**Problem details**
Retype each record below word for word. Leave the pictures out.
** begin Provided records **
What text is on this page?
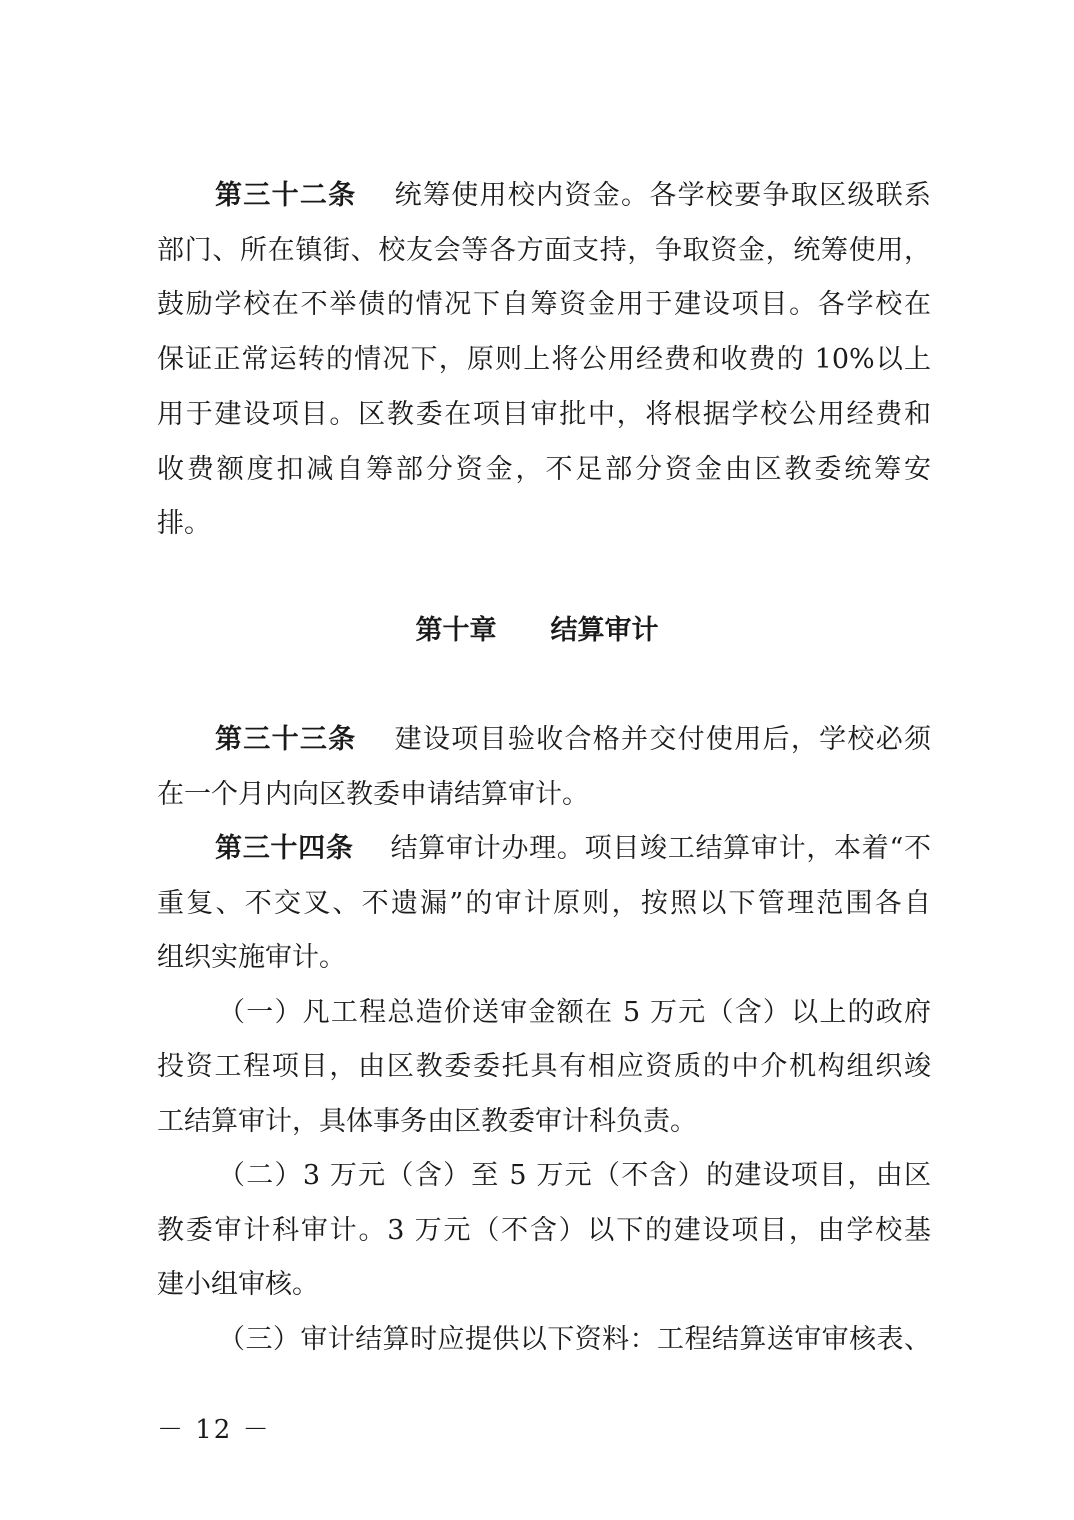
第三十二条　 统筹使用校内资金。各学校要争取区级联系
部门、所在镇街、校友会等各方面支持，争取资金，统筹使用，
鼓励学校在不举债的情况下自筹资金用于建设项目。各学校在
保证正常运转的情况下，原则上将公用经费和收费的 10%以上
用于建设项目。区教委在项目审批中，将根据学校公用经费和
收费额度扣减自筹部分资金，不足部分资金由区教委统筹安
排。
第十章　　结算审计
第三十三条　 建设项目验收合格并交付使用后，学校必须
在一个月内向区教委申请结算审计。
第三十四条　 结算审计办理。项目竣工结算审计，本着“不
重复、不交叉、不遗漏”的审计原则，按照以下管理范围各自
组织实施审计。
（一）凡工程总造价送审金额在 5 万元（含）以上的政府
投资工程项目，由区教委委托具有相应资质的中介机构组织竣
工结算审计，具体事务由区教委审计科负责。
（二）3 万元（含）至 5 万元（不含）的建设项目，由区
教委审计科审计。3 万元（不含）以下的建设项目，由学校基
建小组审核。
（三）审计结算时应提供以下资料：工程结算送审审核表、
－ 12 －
** end Provided records **
**Result of this task**
What text is on this page?
第三十二条　 统筹使用校内资金。各学校要争取区级联系
部门、所在镇街、校友会等各方面支持，争取资金，统筹使用，
鼓励学校在不举债的情况下自筹资金用于建设项目。各学校在
保证正常运转的情况下，原则上将公用经费和收费的 10%以上
用于建设项目。区教委在项目审批中，将根据学校公用经费和
收费额度扣减自筹部分资金，不足部分资金由区教委统筹安
排。
第十章　　结算审计
第三十三条　 建设项目验收合格并交付使用后，学校必须
在一个月内向区教委申请结算审计。
第三十四条　 结算审计办理。项目竣工结算审计，本着“不
重复、不交叉、不遗漏”的审计原则，按照以下管理范围各自
组织实施审计。
（一）凡工程总造价送审金额在 5 万元（含）以上的政府
投资工程项目，由区教委委托具有相应资质的中介机构组织竣
工结算审计，具体事务由区教委审计科负责。
（二）3 万元（含）至 5 万元（不含）的建设项目，由区
教委审计科审计。3 万元（不含）以下的建设项目，由学校基
建小组审核。
（三）审计结算时应提供以下资料：工程结算送审审核表、
－ 12 －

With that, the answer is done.